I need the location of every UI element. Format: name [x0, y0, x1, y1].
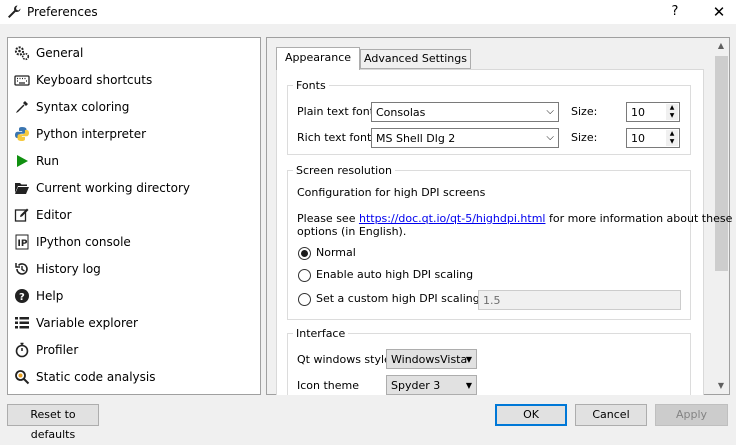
info-suffix: for more information about these — [545, 212, 733, 225]
sidebar-item-current-working-directory[interactable]: Current working directory — [8, 175, 260, 202]
sidebar-item-syntax-coloring[interactable]: Syntax coloring — [8, 94, 260, 121]
tab-advanced-settings[interactable]: Advanced Settings — [360, 49, 471, 69]
radio-auto-dpi-label: Enable auto high DPI scaling — [316, 268, 474, 281]
preferences-sidebar: General Keyboard shortcuts Syntax colori… — [7, 37, 261, 395]
rich-text-font-value: MS Shell Dlg 2 — [376, 132, 456, 145]
high-dpi-info-line2: options (in English). — [297, 225, 407, 238]
sidebar-item-label: Profiler — [36, 343, 79, 357]
code-analysis-icon — [14, 369, 30, 385]
title-bar: Preferences ? ✕ — [0, 0, 736, 24]
reset-to-defaults-button[interactable]: Reset to defaults — [7, 404, 99, 441]
window-title: Preferences — [27, 5, 98, 19]
sidebar-item-ipython-console[interactable]: IP IPython console — [8, 229, 260, 256]
icon-theme-combo[interactable]: Spyder 3 ▼ — [386, 375, 477, 395]
plain-text-font-combo[interactable]: Consolas ⌵ — [371, 102, 559, 122]
sidebar-item-profiler[interactable]: Profiler — [8, 337, 260, 364]
icon-theme-value: Spyder 3 — [391, 379, 441, 392]
radio-custom-dpi[interactable] — [298, 293, 311, 306]
help-button[interactable]: ? — [665, 2, 685, 22]
rich-size-value: 10 — [631, 132, 645, 145]
plain-text-font-value: Consolas — [376, 106, 426, 119]
custom-dpi-value: 1.5 — [483, 294, 501, 307]
svg-text:?: ? — [19, 292, 25, 303]
wrench-icon — [6, 4, 22, 20]
qt-style-combo[interactable]: WindowsVista ▼ — [386, 349, 477, 369]
eyedropper-icon — [14, 99, 30, 115]
sidebar-item-label: General — [36, 46, 84, 60]
sidebar-item-label: Python interpreter — [36, 127, 147, 141]
spin-down-icon[interactable]: ▼ — [666, 112, 678, 120]
sidebar-item-label: Static code analysis — [36, 370, 156, 384]
screen-resolution-title: Screen resolution — [293, 164, 395, 177]
rich-text-font-combo[interactable]: MS Shell Dlg 2 ⌵ — [371, 128, 559, 148]
highdpi-doc-link[interactable]: https://doc.qt.io/qt-5/highdpi.html — [359, 212, 546, 225]
qt-style-label: Qt windows style — [297, 353, 391, 366]
rich-text-font-label: Rich text font — [297, 131, 372, 144]
plain-size-spinbox[interactable]: 10 ▲ ▼ — [626, 102, 680, 122]
history-icon — [14, 261, 30, 277]
radio-normal-label: Normal — [316, 246, 356, 259]
sidebar-item-label: Help — [36, 289, 64, 303]
ok-button[interactable]: OK — [495, 404, 567, 426]
info-prefix: Please see — [297, 212, 359, 225]
chevron-down-icon: ⌵ — [546, 106, 554, 117]
scroll-up-arrow-icon[interactable]: ▲ — [713, 38, 729, 54]
sidebar-item-editor[interactable]: Editor — [8, 202, 260, 229]
high-dpi-info-text: Please see https://doc.qt.io/qt-5/highdp… — [297, 212, 732, 226]
radio-normal[interactable] — [298, 247, 311, 260]
play-icon — [14, 153, 30, 169]
scrollbar-thumb[interactable] — [715, 56, 728, 271]
sidebar-item-history-log[interactable]: History log — [8, 256, 260, 283]
apply-button[interactable]: Apply — [655, 404, 728, 426]
spin-up-icon[interactable]: ▲ — [666, 104, 678, 112]
sidebar-item-label: Variable explorer — [36, 316, 138, 330]
icon-theme-label: Icon theme — [297, 379, 360, 392]
tab-appearance[interactable]: Appearance — [276, 47, 360, 70]
sidebar-item-run[interactable]: Run — [8, 148, 260, 175]
edit-icon — [14, 207, 30, 223]
sidebar-item-help[interactable]: ? Help — [8, 283, 260, 310]
interface-title: Interface — [293, 327, 349, 340]
python-icon — [14, 126, 30, 142]
sidebar-item-variable-explorer[interactable]: Variable explorer — [8, 310, 260, 337]
qt-style-value: WindowsVista — [391, 353, 468, 366]
sidebar-item-label: IPython console — [36, 235, 131, 249]
ipython-icon: IP — [14, 234, 30, 250]
sidebar-item-keyboard-shortcuts[interactable]: Keyboard shortcuts — [8, 67, 260, 94]
rich-size-label: Size: — [571, 131, 598, 144]
rich-size-spinbox[interactable]: 10 ▲ ▼ — [626, 128, 680, 148]
chevron-down-icon: ▼ — [465, 381, 472, 390]
cancel-button[interactable]: Cancel — [575, 404, 647, 426]
custom-dpi-input[interactable]: 1.5 — [478, 290, 681, 310]
fonts-group-title: Fonts — [293, 79, 329, 92]
sidebar-item-label: Current working directory — [36, 181, 190, 195]
sidebar-item-static-code-analysis[interactable]: Static code analysis — [8, 364, 260, 391]
svg-text:IP: IP — [18, 239, 28, 249]
scroll-down-arrow-icon[interactable]: ▼ — [713, 378, 729, 394]
sidebar-item-label: History log — [36, 262, 101, 276]
spin-up-icon[interactable]: ▲ — [666, 130, 678, 138]
chevron-down-icon: ⌵ — [546, 132, 554, 143]
radio-custom-dpi-label: Set a custom high DPI scaling — [316, 292, 480, 305]
high-dpi-config-text: Configuration for high DPI screens — [297, 186, 486, 199]
question-circle-icon: ? — [14, 288, 30, 304]
sidebar-item-general[interactable]: General — [8, 40, 260, 67]
plain-size-label: Size: — [571, 105, 598, 118]
plain-size-value: 10 — [631, 106, 645, 119]
sidebar-item-label: Syntax coloring — [36, 100, 130, 114]
sidebar-item-label: Run — [36, 154, 60, 168]
radio-auto-dpi[interactable] — [298, 269, 311, 282]
gears-icon — [14, 45, 30, 61]
close-button[interactable]: ✕ — [707, 2, 731, 22]
table-list-icon — [14, 315, 30, 331]
sidebar-item-label: Editor — [36, 208, 72, 222]
plain-text-font-label: Plain text font — [297, 105, 375, 118]
chevron-down-icon: ▼ — [465, 355, 472, 364]
sidebar-item-python-interpreter[interactable]: Python interpreter — [8, 121, 260, 148]
keyboard-icon — [14, 72, 30, 88]
sidebar-item-label: Keyboard shortcuts — [36, 73, 153, 87]
stopwatch-icon — [14, 342, 30, 358]
spin-down-icon[interactable]: ▼ — [666, 138, 678, 146]
folder-open-icon — [14, 180, 30, 196]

▶ [Request]:
Reproduce every row above word for word, omitting the pictures.

▶ [Solution to the exercise]:
I need the location of every UI element. Format: name [x0, y0, x1, y1].
info-suffix: for more information about these — [545, 212, 733, 225]
sidebar-item-current-working-directory[interactable]: Current working directory — [8, 175, 260, 202]
sidebar-item-syntax-coloring[interactable]: Syntax coloring — [8, 94, 260, 121]
tab-advanced-settings[interactable]: Advanced Settings — [360, 49, 471, 69]
radio-auto-dpi-label: Enable auto high DPI scaling — [316, 268, 474, 281]
preferences-sidebar: General Keyboard shortcuts Syntax colori… — [7, 37, 261, 395]
rich-text-font-value: MS Shell Dlg 2 — [376, 132, 456, 145]
high-dpi-info-line2: options (in English). — [297, 225, 407, 238]
sidebar-item-label: Profiler — [36, 343, 79, 357]
code-analysis-icon — [14, 369, 30, 385]
title-bar: Preferences ? ✕ — [0, 0, 736, 24]
reset-to-defaults-button[interactable]: Reset to defaults — [7, 404, 99, 441]
window-title: Preferences — [27, 5, 98, 19]
sidebar-item-ipython-console[interactable]: IP IPython console — [8, 229, 260, 256]
icon-theme-combo[interactable]: Spyder 3 ▼ — [386, 375, 477, 395]
plain-text-font-combo[interactable]: Consolas ⌵ — [371, 102, 559, 122]
sidebar-item-profiler[interactable]: Profiler — [8, 337, 260, 364]
icon-theme-value: Spyder 3 — [391, 379, 441, 392]
radio-custom-dpi[interactable] — [298, 293, 311, 306]
help-button[interactable]: ? — [665, 2, 685, 22]
rich-size-value: 10 — [631, 132, 645, 145]
plain-text-font-value: Consolas — [376, 106, 426, 119]
custom-dpi-value: 1.5 — [483, 294, 501, 307]
svg-text:?: ? — [19, 292, 25, 303]
wrench-icon — [6, 4, 22, 20]
qt-style-combo[interactable]: WindowsVista ▼ — [386, 349, 477, 369]
eyedropper-icon — [14, 99, 30, 115]
sidebar-item-label: General — [36, 46, 84, 60]
sidebar-item-label: Python interpreter — [36, 127, 147, 141]
spin-down-icon[interactable]: ▼ — [666, 112, 678, 120]
sidebar-item-label: Static code analysis — [36, 370, 156, 384]
screen-resolution-title: Screen resolution — [293, 164, 395, 177]
rich-text-font-combo[interactable]: MS Shell Dlg 2 ⌵ — [371, 128, 559, 148]
highdpi-doc-link[interactable]: https://doc.qt.io/qt-5/highdpi.html — [359, 212, 546, 225]
qt-style-label: Qt windows style — [297, 353, 391, 366]
rich-text-font-label: Rich text font — [297, 131, 372, 144]
plain-size-spinbox[interactable]: 10 ▲ ▼ — [626, 102, 680, 122]
history-icon — [14, 261, 30, 277]
radio-normal-label: Normal — [316, 246, 356, 259]
sidebar-item-label: Help — [36, 289, 64, 303]
ok-button[interactable]: OK — [495, 404, 567, 426]
info-prefix: Please see — [297, 212, 359, 225]
chevron-down-icon: ⌵ — [546, 106, 554, 117]
scroll-up-arrow-icon[interactable]: ▲ — [713, 38, 729, 54]
sidebar-item-editor[interactable]: Editor — [8, 202, 260, 229]
high-dpi-info-text: Please see https://doc.qt.io/qt-5/highdp… — [297, 212, 732, 226]
radio-normal[interactable] — [298, 247, 311, 260]
play-icon — [14, 153, 30, 169]
scrollbar-thumb[interactable] — [715, 56, 728, 271]
sidebar-item-history-log[interactable]: History log — [8, 256, 260, 283]
apply-button[interactable]: Apply — [655, 404, 728, 426]
spin-up-icon[interactable]: ▲ — [666, 104, 678, 112]
sidebar-item-label: Variable explorer — [36, 316, 138, 330]
icon-theme-label: Icon theme — [297, 379, 360, 392]
tab-appearance[interactable]: Appearance — [276, 47, 360, 70]
sidebar-item-run[interactable]: Run — [8, 148, 260, 175]
edit-icon — [14, 207, 30, 223]
sidebar-item-help[interactable]: ? Help — [8, 283, 260, 310]
interface-title: Interface — [293, 327, 349, 340]
python-icon — [14, 126, 30, 142]
sidebar-item-variable-explorer[interactable]: Variable explorer — [8, 310, 260, 337]
qt-style-value: WindowsVista — [391, 353, 468, 366]
sidebar-item-label: IPython console — [36, 235, 131, 249]
ipython-icon: IP — [14, 234, 30, 250]
sidebar-item-keyboard-shortcuts[interactable]: Keyboard shortcuts — [8, 67, 260, 94]
rich-size-label: Size: — [571, 131, 598, 144]
rich-size-spinbox[interactable]: 10 ▲ ▼ — [626, 128, 680, 148]
chevron-down-icon: ▼ — [465, 381, 472, 390]
cancel-button[interactable]: Cancel — [575, 404, 647, 426]
custom-dpi-input[interactable]: 1.5 — [478, 290, 681, 310]
fonts-group-title: Fonts — [293, 79, 329, 92]
sidebar-item-label: Current working directory — [36, 181, 190, 195]
sidebar-item-static-code-analysis[interactable]: Static code analysis — [8, 364, 260, 391]
svg-text:IP: IP — [18, 239, 28, 249]
scroll-down-arrow-icon[interactable]: ▼ — [713, 378, 729, 394]
sidebar-item-label: History log — [36, 262, 101, 276]
spin-up-icon[interactable]: ▲ — [666, 130, 678, 138]
chevron-down-icon: ⌵ — [546, 132, 554, 143]
radio-custom-dpi-label: Set a custom high DPI scaling — [316, 292, 480, 305]
high-dpi-config-text: Configuration for high DPI screens — [297, 186, 486, 199]
question-circle-icon: ? — [14, 288, 30, 304]
sidebar-item-general[interactable]: General — [8, 40, 260, 67]
plain-size-label: Size: — [571, 105, 598, 118]
plain-size-value: 10 — [631, 106, 645, 119]
sidebar-item-label: Syntax coloring — [36, 100, 130, 114]
sidebar-item-label: Run — [36, 154, 60, 168]
radio-auto-dpi[interactable] — [298, 269, 311, 282]
gears-icon — [14, 45, 30, 61]
close-button[interactable]: ✕ — [707, 2, 731, 22]
table-list-icon — [14, 315, 30, 331]
sidebar-item-label: Editor — [36, 208, 72, 222]
plain-text-font-label: Plain text font — [297, 105, 375, 118]
chevron-down-icon: ▼ — [465, 355, 472, 364]
sidebar-item-python-interpreter[interactable]: Python interpreter — [8, 121, 260, 148]
keyboard-icon — [14, 72, 30, 88]
sidebar-item-label: Keyboard shortcuts — [36, 73, 153, 87]
stopwatch-icon — [14, 342, 30, 358]
spin-down-icon[interactable]: ▼ — [666, 138, 678, 146]
folder-open-icon — [14, 180, 30, 196]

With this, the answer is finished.